• [Supplied data]
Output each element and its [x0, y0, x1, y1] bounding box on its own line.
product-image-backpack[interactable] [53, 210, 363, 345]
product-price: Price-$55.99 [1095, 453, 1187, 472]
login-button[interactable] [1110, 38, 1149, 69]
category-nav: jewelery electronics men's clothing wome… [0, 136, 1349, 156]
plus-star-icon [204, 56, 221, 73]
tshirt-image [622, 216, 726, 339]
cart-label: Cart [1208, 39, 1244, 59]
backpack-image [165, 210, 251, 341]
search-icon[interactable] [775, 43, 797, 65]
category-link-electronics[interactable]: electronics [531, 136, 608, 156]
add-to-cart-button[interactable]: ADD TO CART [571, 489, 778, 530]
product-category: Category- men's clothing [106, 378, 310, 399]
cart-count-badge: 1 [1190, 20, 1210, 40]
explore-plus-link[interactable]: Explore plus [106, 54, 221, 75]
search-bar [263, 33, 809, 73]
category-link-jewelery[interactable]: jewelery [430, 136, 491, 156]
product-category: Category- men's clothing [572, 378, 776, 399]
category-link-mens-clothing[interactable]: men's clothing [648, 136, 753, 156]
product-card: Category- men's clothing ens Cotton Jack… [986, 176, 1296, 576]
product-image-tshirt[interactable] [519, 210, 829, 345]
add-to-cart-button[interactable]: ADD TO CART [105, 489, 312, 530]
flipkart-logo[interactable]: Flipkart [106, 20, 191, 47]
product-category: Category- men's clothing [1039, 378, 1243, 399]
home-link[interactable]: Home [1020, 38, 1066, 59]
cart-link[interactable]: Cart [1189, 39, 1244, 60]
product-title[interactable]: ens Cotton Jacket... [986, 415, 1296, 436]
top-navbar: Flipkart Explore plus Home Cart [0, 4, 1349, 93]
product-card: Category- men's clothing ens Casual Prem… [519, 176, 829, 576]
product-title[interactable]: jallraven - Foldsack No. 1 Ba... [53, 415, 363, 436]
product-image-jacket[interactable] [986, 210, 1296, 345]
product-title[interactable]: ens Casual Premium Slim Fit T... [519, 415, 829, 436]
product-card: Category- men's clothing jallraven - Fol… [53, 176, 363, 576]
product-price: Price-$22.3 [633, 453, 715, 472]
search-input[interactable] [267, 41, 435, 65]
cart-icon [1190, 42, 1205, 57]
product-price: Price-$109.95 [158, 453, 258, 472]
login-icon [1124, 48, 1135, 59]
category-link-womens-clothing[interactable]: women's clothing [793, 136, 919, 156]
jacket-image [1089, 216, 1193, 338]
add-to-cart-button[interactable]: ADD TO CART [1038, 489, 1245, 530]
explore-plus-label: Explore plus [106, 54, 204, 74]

• [Task prompt] Copy every line of the records above word for word, keeping the same order.

• [Complete answer]
Output each element and its [x0, y0, x1, y1] bounding box on its own line.
product-image-backpack[interactable] [53, 210, 363, 345]
product-price: Price-$55.99 [1095, 453, 1187, 472]
login-button[interactable] [1110, 38, 1149, 69]
category-nav: jewelery electronics men's clothing wome… [0, 136, 1349, 156]
plus-star-icon [204, 56, 221, 73]
tshirt-image [622, 216, 726, 339]
cart-label: Cart [1208, 39, 1244, 59]
backpack-image [165, 210, 251, 341]
search-icon[interactable] [775, 43, 797, 65]
category-link-electronics[interactable]: electronics [531, 136, 608, 156]
add-to-cart-button[interactable]: ADD TO CART [571, 489, 778, 530]
product-category: Category- men's clothing [106, 378, 310, 399]
cart-count-badge: 1 [1190, 20, 1210, 40]
explore-plus-link[interactable]: Explore plus [106, 54, 221, 75]
search-bar [263, 33, 809, 73]
category-link-jewelery[interactable]: jewelery [430, 136, 491, 156]
product-category: Category- men's clothing [572, 378, 776, 399]
category-link-mens-clothing[interactable]: men's clothing [648, 136, 753, 156]
product-card: Category- men's clothing ens Cotton Jack… [986, 176, 1296, 576]
product-image-tshirt[interactable] [519, 210, 829, 345]
add-to-cart-button[interactable]: ADD TO CART [105, 489, 312, 530]
flipkart-logo[interactable]: Flipkart [106, 20, 191, 47]
product-category: Category- men's clothing [1039, 378, 1243, 399]
home-link[interactable]: Home [1020, 38, 1066, 59]
cart-link[interactable]: Cart [1189, 39, 1244, 60]
product-title[interactable]: ens Cotton Jacket... [986, 415, 1296, 436]
top-navbar: Flipkart Explore plus Home Cart [0, 4, 1349, 93]
product-card: Category- men's clothing ens Casual Prem… [519, 176, 829, 576]
product-title[interactable]: jallraven - Foldsack No. 1 Ba... [53, 415, 363, 436]
product-image-jacket[interactable] [986, 210, 1296, 345]
product-title[interactable]: ens Casual Premium Slim Fit T... [519, 415, 829, 436]
product-card: Category- men's clothing jallraven - Fol… [53, 176, 363, 576]
product-price: Price-$22.3 [633, 453, 715, 472]
search-input[interactable] [267, 41, 435, 65]
cart-icon [1190, 42, 1205, 57]
product-price: Price-$109.95 [158, 453, 258, 472]
login-icon [1124, 48, 1135, 59]
category-link-womens-clothing[interactable]: women's clothing [793, 136, 919, 156]
jacket-image [1089, 216, 1193, 338]
add-to-cart-button[interactable]: ADD TO CART [1038, 489, 1245, 530]
explore-plus-label: Explore plus [106, 54, 204, 74]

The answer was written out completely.